What you need to do:
Your copy of the entries must be exact, and it must not include the pictures.

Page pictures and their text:
..............................

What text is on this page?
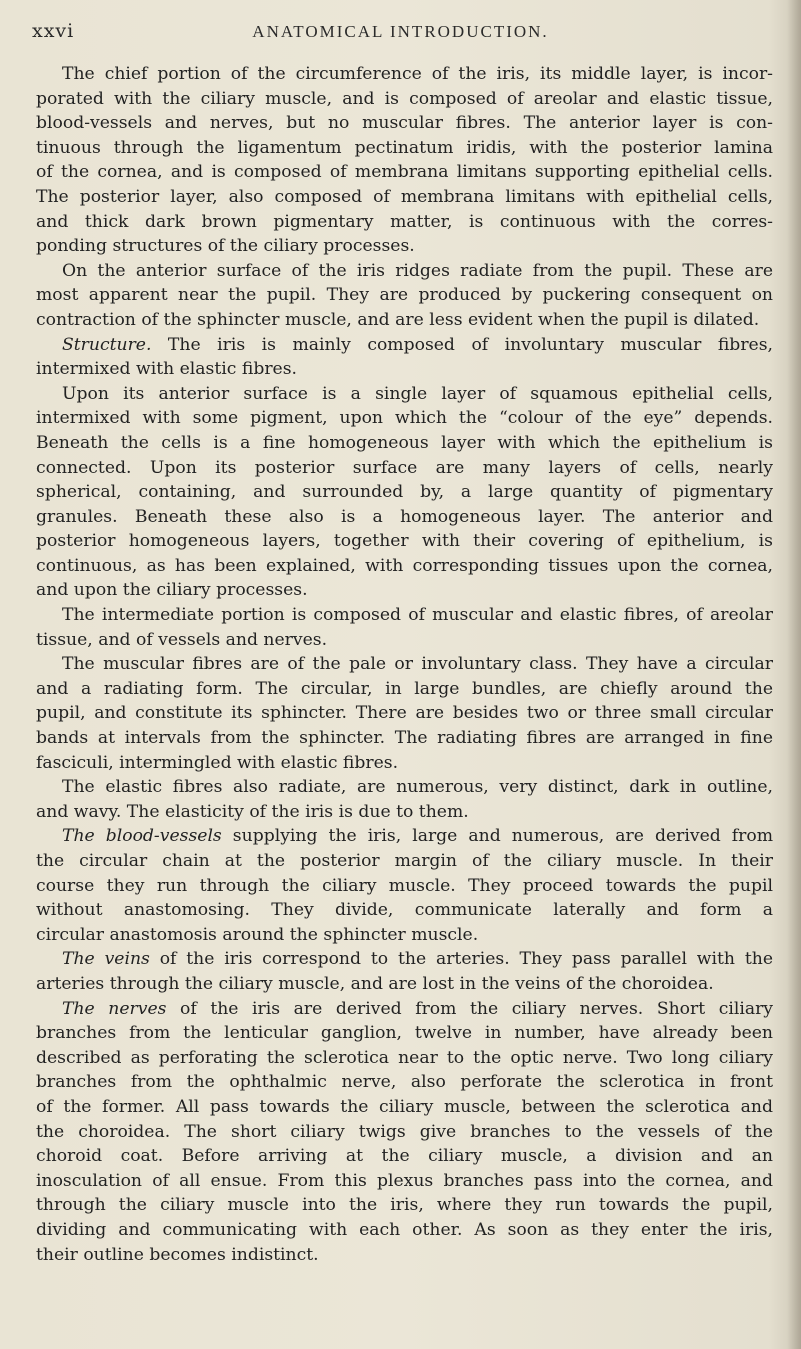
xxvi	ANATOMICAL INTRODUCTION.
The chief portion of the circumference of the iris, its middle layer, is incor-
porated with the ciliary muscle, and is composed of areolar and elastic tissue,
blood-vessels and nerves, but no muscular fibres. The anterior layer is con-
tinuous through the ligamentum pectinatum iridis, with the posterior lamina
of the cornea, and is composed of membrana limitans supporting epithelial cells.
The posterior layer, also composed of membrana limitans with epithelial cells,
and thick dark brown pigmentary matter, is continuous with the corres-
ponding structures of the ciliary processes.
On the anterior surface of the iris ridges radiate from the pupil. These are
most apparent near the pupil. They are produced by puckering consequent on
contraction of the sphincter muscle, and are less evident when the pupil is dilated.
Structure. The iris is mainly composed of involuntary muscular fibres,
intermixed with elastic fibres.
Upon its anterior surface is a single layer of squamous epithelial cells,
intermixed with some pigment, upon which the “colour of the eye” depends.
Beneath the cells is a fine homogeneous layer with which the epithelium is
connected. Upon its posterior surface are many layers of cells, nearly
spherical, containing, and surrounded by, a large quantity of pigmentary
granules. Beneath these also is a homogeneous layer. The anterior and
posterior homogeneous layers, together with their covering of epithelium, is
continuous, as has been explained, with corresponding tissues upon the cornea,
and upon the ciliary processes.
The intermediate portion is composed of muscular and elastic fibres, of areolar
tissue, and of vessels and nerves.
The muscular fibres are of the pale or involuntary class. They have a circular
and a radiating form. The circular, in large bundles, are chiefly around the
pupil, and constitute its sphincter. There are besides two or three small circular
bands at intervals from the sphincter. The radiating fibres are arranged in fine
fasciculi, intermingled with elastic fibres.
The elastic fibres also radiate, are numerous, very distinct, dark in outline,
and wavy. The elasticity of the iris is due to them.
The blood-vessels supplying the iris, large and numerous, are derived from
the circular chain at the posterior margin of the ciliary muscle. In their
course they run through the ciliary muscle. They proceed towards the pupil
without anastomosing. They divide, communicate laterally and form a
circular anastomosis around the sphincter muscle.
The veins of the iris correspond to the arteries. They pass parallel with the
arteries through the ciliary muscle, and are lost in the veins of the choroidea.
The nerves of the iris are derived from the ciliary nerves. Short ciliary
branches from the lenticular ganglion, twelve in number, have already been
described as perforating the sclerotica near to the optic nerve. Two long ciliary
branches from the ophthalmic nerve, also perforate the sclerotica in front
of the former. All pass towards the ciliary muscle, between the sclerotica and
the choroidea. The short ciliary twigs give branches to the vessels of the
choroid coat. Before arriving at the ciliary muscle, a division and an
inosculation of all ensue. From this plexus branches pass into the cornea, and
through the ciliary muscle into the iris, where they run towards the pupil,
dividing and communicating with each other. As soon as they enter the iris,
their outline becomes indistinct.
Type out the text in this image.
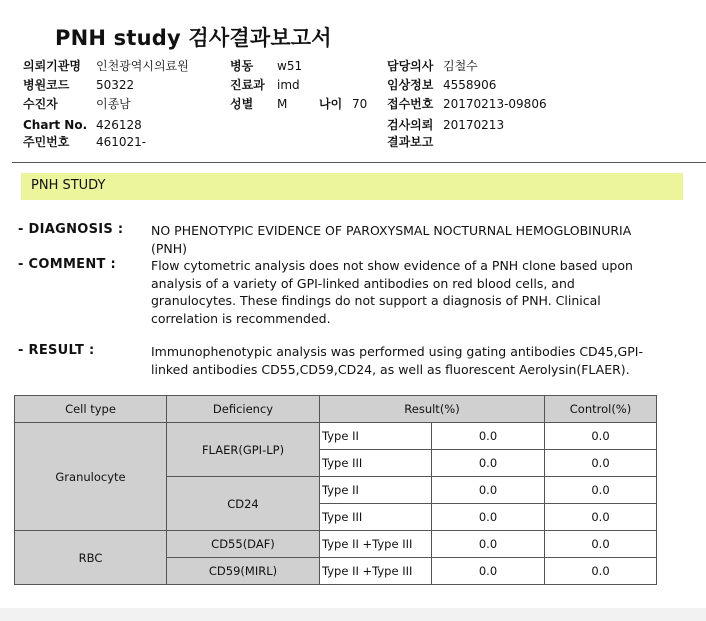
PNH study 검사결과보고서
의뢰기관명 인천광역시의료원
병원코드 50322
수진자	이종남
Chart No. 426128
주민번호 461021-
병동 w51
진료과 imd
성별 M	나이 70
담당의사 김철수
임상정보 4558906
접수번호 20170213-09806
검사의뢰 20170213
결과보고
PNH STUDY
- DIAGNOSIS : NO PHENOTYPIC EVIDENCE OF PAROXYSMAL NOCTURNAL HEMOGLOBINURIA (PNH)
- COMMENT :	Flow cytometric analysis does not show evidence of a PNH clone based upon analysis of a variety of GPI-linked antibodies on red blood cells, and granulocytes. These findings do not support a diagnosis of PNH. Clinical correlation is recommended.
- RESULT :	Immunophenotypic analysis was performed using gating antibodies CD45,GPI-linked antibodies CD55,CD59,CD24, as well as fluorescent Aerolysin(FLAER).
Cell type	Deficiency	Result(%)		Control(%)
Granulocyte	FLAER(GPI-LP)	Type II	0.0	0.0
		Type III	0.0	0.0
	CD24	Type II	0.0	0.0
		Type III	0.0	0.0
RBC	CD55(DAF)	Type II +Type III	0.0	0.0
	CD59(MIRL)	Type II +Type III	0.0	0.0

..............................

Reply to the task:
What text is on this page?
xxvi	ANATOMICAL INTRODUCTION.
The chief portion of the circumference of the iris, its middle layer, is incor-
porated with the ciliary muscle, and is composed of areolar and elastic tissue,
blood-vessels and nerves, but no muscular fibres. The anterior layer is con-
tinuous through the ligamentum pectinatum iridis, with the posterior lamina
of the cornea, and is composed of membrana limitans supporting epithelial cells.
The posterior layer, also composed of membrana limitans with epithelial cells,
and thick dark brown pigmentary matter, is continuous with the corres-
ponding structures of the ciliary processes.
On the anterior surface of the iris ridges radiate from the pupil. These are
most apparent near the pupil. They are produced by puckering consequent on
contraction of the sphincter muscle, and are less evident when the pupil is dilated.
Structure. The iris is mainly composed of involuntary muscular fibres,
intermixed with elastic fibres.
Upon its anterior surface is a single layer of squamous epithelial cells,
intermixed with some pigment, upon which the “colour of the eye” depends.
Beneath the cells is a fine homogeneous layer with which the epithelium is
connected. Upon its posterior surface are many layers of cells, nearly
spherical, containing, and surrounded by, a large quantity of pigmentary
granules. Beneath these also is a homogeneous layer. The anterior and
posterior homogeneous layers, together with their covering of epithelium, is
continuous, as has been explained, with corresponding tissues upon the cornea,
and upon the ciliary processes.
The intermediate portion is composed of muscular and elastic fibres, of areolar
tissue, and of vessels and nerves.
The muscular fibres are of the pale or involuntary class. They have a circular
and a radiating form. The circular, in large bundles, are chiefly around the
pupil, and constitute its sphincter. There are besides two or three small circular
bands at intervals from the sphincter. The radiating fibres are arranged in fine
fasciculi, intermingled with elastic fibres.
The elastic fibres also radiate, are numerous, very distinct, dark in outline,
and wavy. The elasticity of the iris is due to them.
The blood-vessels supplying the iris, large and numerous, are derived from
the circular chain at the posterior margin of the ciliary muscle. In their
course they run through the ciliary muscle. They proceed towards the pupil
without anastomosing. They divide, communicate laterally and form a
circular anastomosis around the sphincter muscle.
The veins of the iris correspond to the arteries. They pass parallel with the
arteries through the ciliary muscle, and are lost in the veins of the choroidea.
The nerves of the iris are derived from the ciliary nerves. Short ciliary
branches from the lenticular ganglion, twelve in number, have already been
described as perforating the sclerotica near to the optic nerve. Two long ciliary
branches from the ophthalmic nerve, also perforate the sclerotica in front
of the former. All pass towards the ciliary muscle, between the sclerotica and
the choroidea. The short ciliary twigs give branches to the vessels of the
choroid coat. Before arriving at the ciliary muscle, a division and an
inosculation of all ensue. From this plexus branches pass into the cornea, and
through the ciliary muscle into the iris, where they run towards the pupil,
dividing and communicating with each other. As soon as they enter the iris,
their outline becomes indistinct.
Type out the text in this image.
PNH study 검사결과보고서
의뢰기관명 인천광역시의료원
병원코드 50322
수진자	이종남
Chart No. 426128
주민번호 461021-
병동 w51
진료과 imd
성별 M	나이 70
담당의사 김철수
임상정보 4558906
접수번호 20170213-09806
검사의뢰 20170213
결과보고
PNH STUDY
- DIAGNOSIS : NO PHENOTYPIC EVIDENCE OF PAROXYSMAL NOCTURNAL HEMOGLOBINURIA (PNH)
- COMMENT :	Flow cytometric analysis does not show evidence of a PNH clone based upon analysis of a variety of GPI-linked antibodies on red blood cells, and granulocytes. These findings do not support a diagnosis of PNH. Clinical correlation is recommended.
- RESULT :	Immunophenotypic analysis was performed using gating antibodies CD45,GPI-linked antibodies CD55,CD59,CD24, as well as fluorescent Aerolysin(FLAER).
Cell type	Deficiency	Result(%)		Control(%)
Granulocyte	FLAER(GPI-LP)	Type II	0.0	0.0
		Type III	0.0	0.0
	CD24	Type II	0.0	0.0
		Type III	0.0	0.0
RBC	CD55(DAF)	Type II +Type III	0.0	0.0
	CD59(MIRL)	Type II +Type III	0.0	0.0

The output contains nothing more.